Check each line of the material below for "mean". Report how many have it, with no other words.

-- Start of Supplied data --

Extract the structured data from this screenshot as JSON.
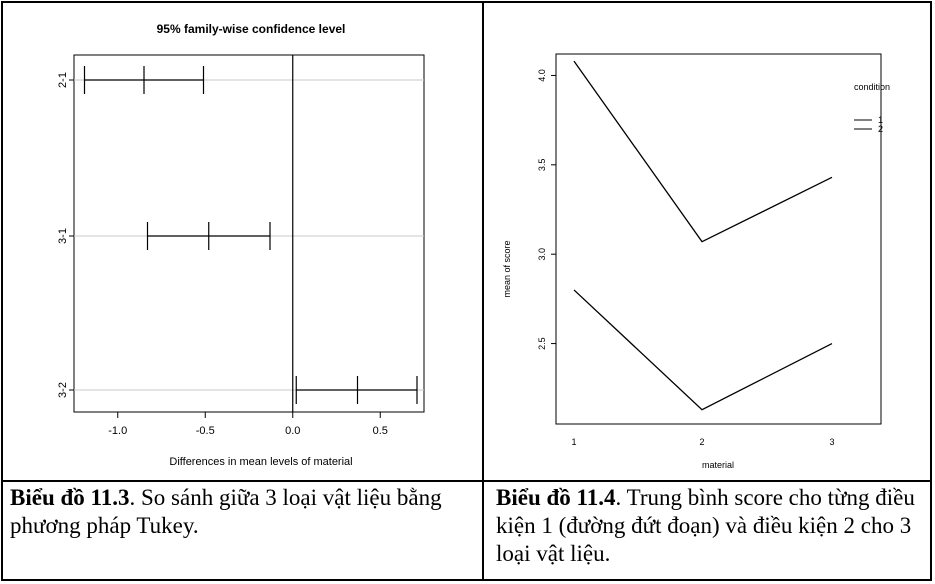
{
  "chart_data": [
    {
      "type": "interval",
      "title": "95% family-wise confidence level",
      "xlabel": "Differences in mean levels of material",
      "ylabel": "",
      "xlim": [
        -1.25,
        0.75
      ],
      "xticks": [
        "-1.0",
        "-0.5",
        "0.0",
        "0.5"
      ],
      "xtick_values": [
        -1.0,
        -0.5,
        0.0,
        0.5
      ],
      "grid": "horizontal",
      "categories": [
        "2-1",
        "3-1",
        "3-2"
      ],
      "estimates": [
        -0.85,
        -0.48,
        0.37
      ],
      "lower": [
        -1.19,
        -0.83,
        0.02
      ],
      "upper": [
        -0.51,
        -0.13,
        0.71
      ]
    },
    {
      "type": "line",
      "title": "",
      "xlabel": "material",
      "ylabel": "mean of score",
      "x": [
        1,
        2,
        3
      ],
      "xticks": [
        "1",
        "2",
        "3"
      ],
      "yticks": [
        "2.5",
        "3.0",
        "3.5",
        "4.0"
      ],
      "ytick_values": [
        2.5,
        3.0,
        3.5,
        4.0
      ],
      "ylim": [
        2.05,
        4.12
      ],
      "legend_title": "condition",
      "legend_position": "top-right",
      "series": [
        {
          "name": "1",
          "values": [
            4.08,
            3.07,
            3.43
          ]
        },
        {
          "name": "2",
          "values": [
            2.8,
            2.13,
            2.5
          ]
        }
      ]
    }
  ],
  "captions": {
    "left_bold": "Biểu đồ 11.3",
    "left_text": ". So sánh giữa 3 loại vật liệu bằng phương pháp Tukey.",
    "right_bold": "Biểu đồ 11.4",
    "right_text": ". Trung bình score cho từng điều kiện 1 (đường đứt đoạn) và điều kiện 2 cho 3 loại vật liệu."
  }
}
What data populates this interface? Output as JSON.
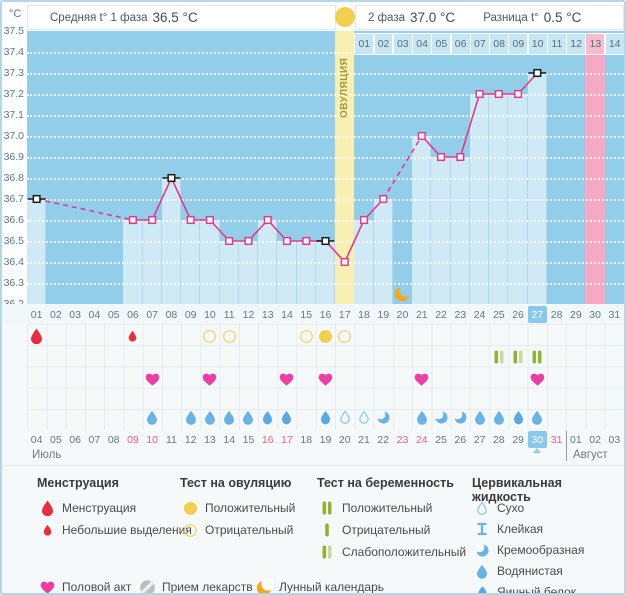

-- End of Supplied data --

Complete answer: 2